## Input
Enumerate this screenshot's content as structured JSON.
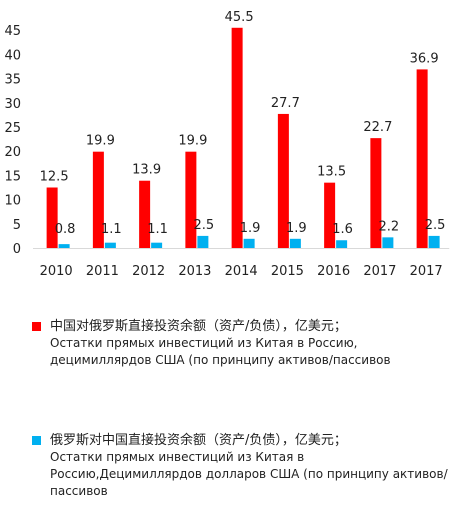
{
  "chart_data": {
    "type": "bar",
    "categories": [
      "2010",
      "2011",
      "2012",
      "2013",
      "2014",
      "2015",
      "2016",
      "2017",
      "2017"
    ],
    "series": [
      {
        "name": "中国对俄罗斯直接投资余额（资产/负债），亿美元；Остатки прямых инвестиций из Китая в Россию, децимиллярдов США (по принципу активов/пассивов",
        "color": "#ff0000",
        "values": [
          12.5,
          19.9,
          13.9,
          19.9,
          45.5,
          27.7,
          13.5,
          22.7,
          36.9
        ],
        "labels": [
          "12.5",
          "19.9",
          "13.9",
          "19.9",
          "45.5",
          "27.7",
          "13.5",
          "22.7",
          "36.9"
        ]
      },
      {
        "name": "俄罗斯对中国直接投资余额（资产/负债），亿美元；Остатки прямых инвестиций из Китая в Россию,Децимиллярдов долларов США (по принципу активов/пассивов",
        "color": "#00b0f0",
        "values": [
          0.8,
          1.1,
          1.1,
          2.5,
          1.9,
          1.9,
          1.6,
          2.2,
          2.5
        ],
        "labels": [
          "0.8",
          "1.1",
          "1.1",
          "2.5",
          "1.9",
          "1.9",
          "1.6",
          "2.2",
          "2.5"
        ]
      }
    ],
    "yticks": [
      "0",
      "5",
      "10",
      "15",
      "20",
      "25",
      "30",
      "35",
      "40",
      "45"
    ],
    "ylim": [
      0,
      50
    ],
    "grid": false,
    "legend_position": "bottom"
  },
  "legend": [
    {
      "color": "#ff0000",
      "cn": "中国对俄罗斯直接投资余额（资产/负债），亿美元；",
      "ru": "Остатки прямых инвестиций из Китая в Россию, децимиллярдов США (по принципу активов/пассивов"
    },
    {
      "color": "#00b0f0",
      "cn": "俄罗斯对中国直接投资余额（资产/负债），亿美元；",
      "ru": "Остатки прямых инвестиций из Китая в Россию,Децимиллярдов долларов США (по принципу активов/пассивов"
    }
  ]
}
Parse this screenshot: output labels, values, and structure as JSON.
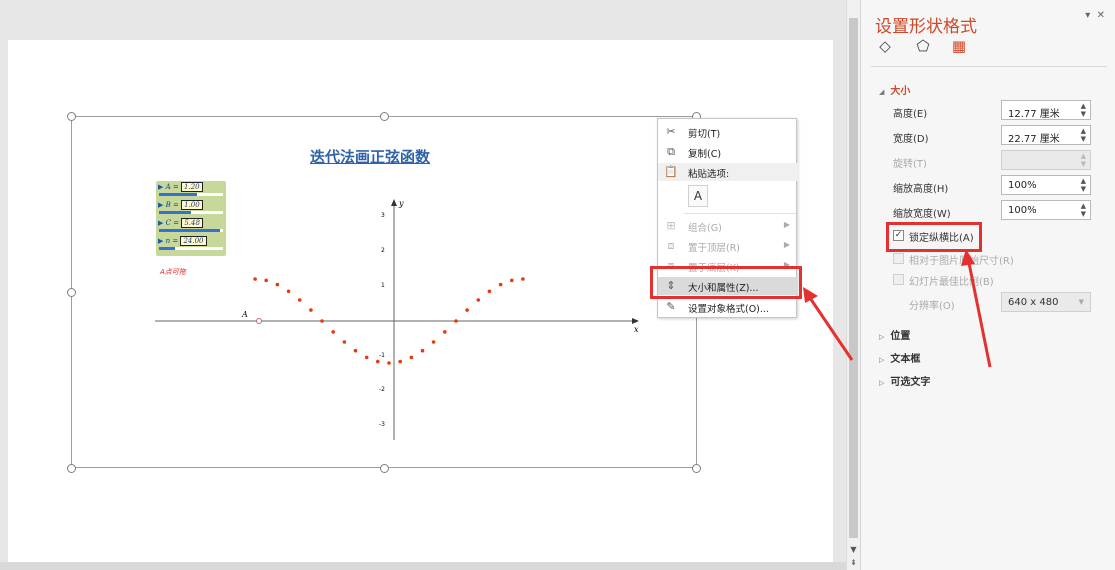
{
  "panel": {
    "title": "设置形状格式",
    "tabs": [
      "fill-line-icon",
      "effects-icon",
      "size-properties-icon"
    ],
    "sections": {
      "size": "大小",
      "position": "位置",
      "textbox": "文本框",
      "alt_text": "可选文字"
    },
    "fields": {
      "height_label": "高度(E)",
      "height_value": "12.77 厘米",
      "width_label": "宽度(D)",
      "width_value": "22.77 厘米",
      "rotation_label": "旋转(T)",
      "rotation_value": "",
      "scale_height_label": "缩放高度(H)",
      "scale_height_value": "100%",
      "scale_width_label": "缩放宽度(W)",
      "scale_width_value": "100%",
      "lock_aspect_label": "锁定纵横比(A)",
      "relative_original_label": "相对于图片原始尺寸(R)",
      "best_scale_label": "幻灯片最佳比例(B)",
      "resolution_label": "分辨率(O)",
      "resolution_value": "640 x 480"
    }
  },
  "context_menu": {
    "cut": "剪切(T)",
    "copy": "复制(C)",
    "paste_options": "粘贴选项:",
    "group": "组合(G)",
    "bring_front": "置于顶层(R)",
    "send_back": "置于底层(K)",
    "size_position": "大小和属性(Z)...",
    "format_shape": "设置对象格式(O)..."
  },
  "geogebra": {
    "title": "迭代法画正弦函数",
    "sliders": [
      {
        "name": "A",
        "value": "1.20",
        "fill": 0.6
      },
      {
        "name": "B",
        "value": "1.00",
        "fill": 0.5
      },
      {
        "name": "C",
        "value": "5.48",
        "fill": 0.95
      },
      {
        "name": "n",
        "value": "24.00",
        "fill": 0.25
      }
    ],
    "note": "A点可拖",
    "point_label": "A",
    "x_axis_label": "x",
    "y_axis_label": "y",
    "y_ticks": [
      "3",
      "2",
      "1",
      "-1",
      "-2",
      "-3"
    ]
  }
}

## Exercise directions
Quote the records above exactly, leaving out any pictures.

## Answer to this problem
Enumerate this screenshot's content as structured JSON.
{
  "chart_data": {
    "type": "bar",
    "categories": [
      "2010",
      "2011",
      "2012",
      "2013",
      "2014",
      "2015",
      "2016",
      "2017",
      "2017"
    ],
    "series": [
      {
        "name": "中国对俄罗斯直接投资余额（资产/负债），亿美元；Остатки прямых инвестиций из Китая в Россию, децимиллярдов США (по принципу активов/пассивов",
        "color": "#ff0000",
        "values": [
          12.5,
          19.9,
          13.9,
          19.9,
          45.5,
          27.7,
          13.5,
          22.7,
          36.9
        ],
        "labels": [
          "12.5",
          "19.9",
          "13.9",
          "19.9",
          "45.5",
          "27.7",
          "13.5",
          "22.7",
          "36.9"
        ]
      },
      {
        "name": "俄罗斯对中国直接投资余额（资产/负债），亿美元；Остатки прямых инвестиций из Китая в Россию,Децимиллярдов долларов США (по принципу активов/пассивов",
        "color": "#00b0f0",
        "values": [
          0.8,
          1.1,
          1.1,
          2.5,
          1.9,
          1.9,
          1.6,
          2.2,
          2.5
        ],
        "labels": [
          "0.8",
          "1.1",
          "1.1",
          "2.5",
          "1.9",
          "1.9",
          "1.6",
          "2.2",
          "2.5"
        ]
      }
    ],
    "yticks": [
      "0",
      "5",
      "10",
      "15",
      "20",
      "25",
      "30",
      "35",
      "40",
      "45"
    ],
    "ylim": [
      0,
      50
    ],
    "grid": false,
    "legend_position": "bottom"
  },
  "legend": [
    {
      "color": "#ff0000",
      "cn": "中国对俄罗斯直接投资余额（资产/负债），亿美元；",
      "ru": "Остатки прямых инвестиций из Китая в Россию, децимиллярдов США (по принципу активов/пассивов"
    },
    {
      "color": "#00b0f0",
      "cn": "俄罗斯对中国直接投资余额（资产/负债），亿美元；",
      "ru": "Остатки прямых инвестиций из Китая в Россию,Децимиллярдов долларов США (по принципу активов/пассивов"
    }
  ]
}
Parse this screenshot: output labels, values, and structure as JSON.
{
  "panel": {
    "title": "设置形状格式",
    "tabs": [
      "fill-line-icon",
      "effects-icon",
      "size-properties-icon"
    ],
    "sections": {
      "size": "大小",
      "position": "位置",
      "textbox": "文本框",
      "alt_text": "可选文字"
    },
    "fields": {
      "height_label": "高度(E)",
      "height_value": "12.77 厘米",
      "width_label": "宽度(D)",
      "width_value": "22.77 厘米",
      "rotation_label": "旋转(T)",
      "rotation_value": "",
      "scale_height_label": "缩放高度(H)",
      "scale_height_value": "100%",
      "scale_width_label": "缩放宽度(W)",
      "scale_width_value": "100%",
      "lock_aspect_label": "锁定纵横比(A)",
      "relative_original_label": "相对于图片原始尺寸(R)",
      "best_scale_label": "幻灯片最佳比例(B)",
      "resolution_label": "分辨率(O)",
      "resolution_value": "640 x 480"
    }
  },
  "context_menu": {
    "cut": "剪切(T)",
    "copy": "复制(C)",
    "paste_options": "粘贴选项:",
    "group": "组合(G)",
    "bring_front": "置于顶层(R)",
    "send_back": "置于底层(K)",
    "size_position": "大小和属性(Z)...",
    "format_shape": "设置对象格式(O)..."
  },
  "geogebra": {
    "title": "迭代法画正弦函数",
    "sliders": [
      {
        "name": "A",
        "value": "1.20",
        "fill": 0.6
      },
      {
        "name": "B",
        "value": "1.00",
        "fill": 0.5
      },
      {
        "name": "C",
        "value": "5.48",
        "fill": 0.95
      },
      {
        "name": "n",
        "value": "24.00",
        "fill": 0.25
      }
    ],
    "note": "A点可拖",
    "point_label": "A",
    "x_axis_label": "x",
    "y_axis_label": "y",
    "y_ticks": [
      "3",
      "2",
      "1",
      "-1",
      "-2",
      "-3"
    ]
  }
}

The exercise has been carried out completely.